[Dataset rows]
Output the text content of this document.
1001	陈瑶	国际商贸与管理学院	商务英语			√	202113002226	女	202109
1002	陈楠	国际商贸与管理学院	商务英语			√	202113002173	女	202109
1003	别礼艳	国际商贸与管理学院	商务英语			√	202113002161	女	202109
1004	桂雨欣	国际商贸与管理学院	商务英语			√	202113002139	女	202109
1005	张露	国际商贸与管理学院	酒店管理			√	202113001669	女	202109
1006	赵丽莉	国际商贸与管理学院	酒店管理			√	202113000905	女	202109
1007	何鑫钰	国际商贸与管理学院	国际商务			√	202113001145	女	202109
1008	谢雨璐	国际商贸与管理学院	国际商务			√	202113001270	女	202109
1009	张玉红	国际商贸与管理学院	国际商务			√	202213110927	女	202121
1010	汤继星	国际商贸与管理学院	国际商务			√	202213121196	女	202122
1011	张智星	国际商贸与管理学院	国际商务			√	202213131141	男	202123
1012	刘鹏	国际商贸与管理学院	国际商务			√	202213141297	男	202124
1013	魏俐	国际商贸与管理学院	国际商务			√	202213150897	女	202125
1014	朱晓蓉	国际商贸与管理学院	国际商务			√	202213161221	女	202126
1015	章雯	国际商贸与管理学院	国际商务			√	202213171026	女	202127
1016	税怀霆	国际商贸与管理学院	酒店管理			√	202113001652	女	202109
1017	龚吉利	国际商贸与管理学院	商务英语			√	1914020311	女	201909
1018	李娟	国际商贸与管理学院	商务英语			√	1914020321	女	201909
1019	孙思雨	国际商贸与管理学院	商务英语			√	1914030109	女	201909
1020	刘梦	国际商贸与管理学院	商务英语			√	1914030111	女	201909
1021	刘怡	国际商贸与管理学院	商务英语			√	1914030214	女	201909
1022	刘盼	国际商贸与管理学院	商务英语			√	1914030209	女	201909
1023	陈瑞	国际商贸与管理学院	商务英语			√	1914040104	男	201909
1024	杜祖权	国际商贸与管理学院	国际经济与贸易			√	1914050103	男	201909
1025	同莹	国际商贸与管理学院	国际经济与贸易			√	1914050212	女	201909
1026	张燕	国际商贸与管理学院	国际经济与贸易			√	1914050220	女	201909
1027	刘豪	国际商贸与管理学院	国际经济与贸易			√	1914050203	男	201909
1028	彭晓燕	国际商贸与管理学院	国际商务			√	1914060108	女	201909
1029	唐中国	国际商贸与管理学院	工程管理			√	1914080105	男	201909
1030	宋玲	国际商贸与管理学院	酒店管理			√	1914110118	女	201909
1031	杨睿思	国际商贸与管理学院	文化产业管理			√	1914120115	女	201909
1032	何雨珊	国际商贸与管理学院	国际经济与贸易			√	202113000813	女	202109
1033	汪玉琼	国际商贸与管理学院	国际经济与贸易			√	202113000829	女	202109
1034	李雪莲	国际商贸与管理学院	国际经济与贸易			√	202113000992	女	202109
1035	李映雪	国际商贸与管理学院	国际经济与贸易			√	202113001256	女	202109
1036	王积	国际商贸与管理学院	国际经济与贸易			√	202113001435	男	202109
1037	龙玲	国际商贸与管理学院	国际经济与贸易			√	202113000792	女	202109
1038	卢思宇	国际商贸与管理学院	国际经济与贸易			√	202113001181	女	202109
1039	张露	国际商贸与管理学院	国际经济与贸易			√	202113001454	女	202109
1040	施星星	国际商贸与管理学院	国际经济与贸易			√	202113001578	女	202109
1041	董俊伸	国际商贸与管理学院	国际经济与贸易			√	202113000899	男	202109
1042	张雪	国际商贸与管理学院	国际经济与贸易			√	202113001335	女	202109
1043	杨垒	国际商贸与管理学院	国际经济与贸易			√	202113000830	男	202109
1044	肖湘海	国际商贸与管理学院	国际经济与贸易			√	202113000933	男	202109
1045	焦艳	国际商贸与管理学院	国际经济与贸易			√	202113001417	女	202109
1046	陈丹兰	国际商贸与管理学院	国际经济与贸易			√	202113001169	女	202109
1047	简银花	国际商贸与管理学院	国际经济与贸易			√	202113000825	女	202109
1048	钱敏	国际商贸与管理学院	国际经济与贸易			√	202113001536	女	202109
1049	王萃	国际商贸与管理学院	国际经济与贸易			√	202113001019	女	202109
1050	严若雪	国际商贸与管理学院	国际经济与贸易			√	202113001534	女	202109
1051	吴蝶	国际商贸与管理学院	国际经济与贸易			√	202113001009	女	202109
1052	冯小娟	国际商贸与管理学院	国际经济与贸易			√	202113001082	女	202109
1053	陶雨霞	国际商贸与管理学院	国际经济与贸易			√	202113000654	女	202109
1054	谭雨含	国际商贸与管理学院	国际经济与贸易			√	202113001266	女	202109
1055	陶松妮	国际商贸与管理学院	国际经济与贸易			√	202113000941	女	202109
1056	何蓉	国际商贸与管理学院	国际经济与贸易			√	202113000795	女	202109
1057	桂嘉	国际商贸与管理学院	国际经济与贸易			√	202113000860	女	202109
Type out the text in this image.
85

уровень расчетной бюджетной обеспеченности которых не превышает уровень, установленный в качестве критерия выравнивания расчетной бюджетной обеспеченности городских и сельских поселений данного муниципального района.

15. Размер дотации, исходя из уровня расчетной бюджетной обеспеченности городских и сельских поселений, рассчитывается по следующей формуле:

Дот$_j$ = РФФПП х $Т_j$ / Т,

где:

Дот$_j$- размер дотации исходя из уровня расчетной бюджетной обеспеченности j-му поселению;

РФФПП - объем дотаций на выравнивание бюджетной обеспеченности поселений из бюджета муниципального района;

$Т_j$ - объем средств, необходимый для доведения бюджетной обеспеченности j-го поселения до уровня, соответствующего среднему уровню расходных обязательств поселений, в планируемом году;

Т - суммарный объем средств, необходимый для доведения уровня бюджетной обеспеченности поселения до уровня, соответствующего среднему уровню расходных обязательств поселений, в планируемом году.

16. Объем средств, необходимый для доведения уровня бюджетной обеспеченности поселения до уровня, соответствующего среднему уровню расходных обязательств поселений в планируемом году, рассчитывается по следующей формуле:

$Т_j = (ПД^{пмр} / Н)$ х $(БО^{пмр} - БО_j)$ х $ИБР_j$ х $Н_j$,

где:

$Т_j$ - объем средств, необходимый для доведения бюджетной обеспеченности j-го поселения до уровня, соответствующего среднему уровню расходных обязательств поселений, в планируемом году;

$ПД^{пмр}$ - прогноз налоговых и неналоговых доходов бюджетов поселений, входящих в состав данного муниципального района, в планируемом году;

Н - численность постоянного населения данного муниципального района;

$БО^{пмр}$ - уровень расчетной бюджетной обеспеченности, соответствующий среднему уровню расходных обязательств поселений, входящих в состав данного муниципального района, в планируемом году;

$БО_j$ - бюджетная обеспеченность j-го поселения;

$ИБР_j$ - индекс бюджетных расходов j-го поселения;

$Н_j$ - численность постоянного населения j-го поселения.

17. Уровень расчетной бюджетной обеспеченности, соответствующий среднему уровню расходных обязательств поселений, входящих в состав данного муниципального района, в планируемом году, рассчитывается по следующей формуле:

* Exercise description: Your answer should be one number: how many lines of the listing include the word "постоянного".

* The completed task: 2